GIVEN REQUEST: Lift every line from the entries that includes the word "will".

** START OF LISTED ENTRIES **

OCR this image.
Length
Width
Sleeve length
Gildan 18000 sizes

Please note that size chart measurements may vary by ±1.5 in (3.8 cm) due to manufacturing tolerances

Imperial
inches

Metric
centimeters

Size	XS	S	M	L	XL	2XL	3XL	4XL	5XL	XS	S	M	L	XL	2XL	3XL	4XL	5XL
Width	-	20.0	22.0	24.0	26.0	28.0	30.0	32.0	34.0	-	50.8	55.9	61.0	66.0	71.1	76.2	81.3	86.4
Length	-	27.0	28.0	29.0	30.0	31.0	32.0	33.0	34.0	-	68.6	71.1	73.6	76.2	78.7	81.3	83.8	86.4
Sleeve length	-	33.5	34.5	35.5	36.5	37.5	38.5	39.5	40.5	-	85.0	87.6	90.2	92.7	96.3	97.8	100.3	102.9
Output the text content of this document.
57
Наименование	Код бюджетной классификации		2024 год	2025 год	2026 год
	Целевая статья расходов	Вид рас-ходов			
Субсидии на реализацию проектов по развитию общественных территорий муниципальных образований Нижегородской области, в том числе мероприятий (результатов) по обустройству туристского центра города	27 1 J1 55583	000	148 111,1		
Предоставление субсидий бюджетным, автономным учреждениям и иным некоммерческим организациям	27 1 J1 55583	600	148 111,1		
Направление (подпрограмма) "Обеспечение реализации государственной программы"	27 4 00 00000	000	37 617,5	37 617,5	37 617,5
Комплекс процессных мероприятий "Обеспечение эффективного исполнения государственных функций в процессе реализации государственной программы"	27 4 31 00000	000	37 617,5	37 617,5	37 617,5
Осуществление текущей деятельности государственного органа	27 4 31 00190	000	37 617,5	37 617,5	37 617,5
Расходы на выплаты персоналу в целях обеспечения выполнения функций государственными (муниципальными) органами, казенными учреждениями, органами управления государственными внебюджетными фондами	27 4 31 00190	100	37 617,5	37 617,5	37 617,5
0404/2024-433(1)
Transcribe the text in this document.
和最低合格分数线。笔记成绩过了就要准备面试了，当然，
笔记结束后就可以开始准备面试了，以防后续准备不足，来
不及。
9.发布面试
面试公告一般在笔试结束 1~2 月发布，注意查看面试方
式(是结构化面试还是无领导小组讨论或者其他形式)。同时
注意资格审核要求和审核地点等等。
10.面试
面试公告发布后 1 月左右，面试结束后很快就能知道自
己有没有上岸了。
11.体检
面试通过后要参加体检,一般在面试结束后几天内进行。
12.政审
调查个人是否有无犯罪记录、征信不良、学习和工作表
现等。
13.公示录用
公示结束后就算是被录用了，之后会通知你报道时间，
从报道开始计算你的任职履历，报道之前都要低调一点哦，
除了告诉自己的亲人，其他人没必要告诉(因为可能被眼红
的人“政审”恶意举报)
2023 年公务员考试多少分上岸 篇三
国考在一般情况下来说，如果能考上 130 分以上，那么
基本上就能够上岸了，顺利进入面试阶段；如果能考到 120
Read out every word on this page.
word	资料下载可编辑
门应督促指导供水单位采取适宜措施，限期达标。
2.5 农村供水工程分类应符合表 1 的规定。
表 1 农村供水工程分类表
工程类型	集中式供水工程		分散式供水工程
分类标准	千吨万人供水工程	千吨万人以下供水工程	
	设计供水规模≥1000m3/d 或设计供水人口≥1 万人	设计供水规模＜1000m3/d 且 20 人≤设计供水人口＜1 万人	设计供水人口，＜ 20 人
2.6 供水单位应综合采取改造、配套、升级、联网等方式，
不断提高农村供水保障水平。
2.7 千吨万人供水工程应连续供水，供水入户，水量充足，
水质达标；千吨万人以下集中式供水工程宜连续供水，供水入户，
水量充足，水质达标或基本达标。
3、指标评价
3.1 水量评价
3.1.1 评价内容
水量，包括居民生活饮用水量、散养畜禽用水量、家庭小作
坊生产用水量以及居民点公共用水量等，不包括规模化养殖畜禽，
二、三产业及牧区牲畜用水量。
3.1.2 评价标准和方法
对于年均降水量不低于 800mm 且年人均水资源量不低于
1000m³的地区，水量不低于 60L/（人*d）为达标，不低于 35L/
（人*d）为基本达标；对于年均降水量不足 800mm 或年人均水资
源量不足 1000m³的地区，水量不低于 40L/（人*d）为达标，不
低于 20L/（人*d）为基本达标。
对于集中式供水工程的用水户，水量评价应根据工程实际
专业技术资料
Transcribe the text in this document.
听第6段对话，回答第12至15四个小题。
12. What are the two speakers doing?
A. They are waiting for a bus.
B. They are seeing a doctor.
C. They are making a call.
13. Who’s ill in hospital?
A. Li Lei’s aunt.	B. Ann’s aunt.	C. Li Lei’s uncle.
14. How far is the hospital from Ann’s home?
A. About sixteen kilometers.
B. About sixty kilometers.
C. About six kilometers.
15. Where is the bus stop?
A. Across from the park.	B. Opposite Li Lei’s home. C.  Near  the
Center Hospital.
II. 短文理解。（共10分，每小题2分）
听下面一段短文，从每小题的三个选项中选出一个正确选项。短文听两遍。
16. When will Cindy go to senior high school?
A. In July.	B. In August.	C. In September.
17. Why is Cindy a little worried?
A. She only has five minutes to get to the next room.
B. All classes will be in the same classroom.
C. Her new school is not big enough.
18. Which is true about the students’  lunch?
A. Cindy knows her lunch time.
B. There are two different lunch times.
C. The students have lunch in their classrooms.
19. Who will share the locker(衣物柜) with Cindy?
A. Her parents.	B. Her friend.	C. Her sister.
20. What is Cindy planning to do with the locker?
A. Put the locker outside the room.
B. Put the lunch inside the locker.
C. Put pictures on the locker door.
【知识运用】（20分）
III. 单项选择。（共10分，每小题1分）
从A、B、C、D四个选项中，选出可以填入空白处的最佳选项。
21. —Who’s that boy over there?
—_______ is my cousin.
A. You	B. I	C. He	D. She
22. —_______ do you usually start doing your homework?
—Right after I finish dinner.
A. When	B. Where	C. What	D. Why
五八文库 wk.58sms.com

** END OF LISTED ENTRIES **

RIGHT ANSWER:
16. When will Cindy go to senior high school?
B. All classes will be in the same classroom.
19. Who will share the locker(衣物柜) with Cindy?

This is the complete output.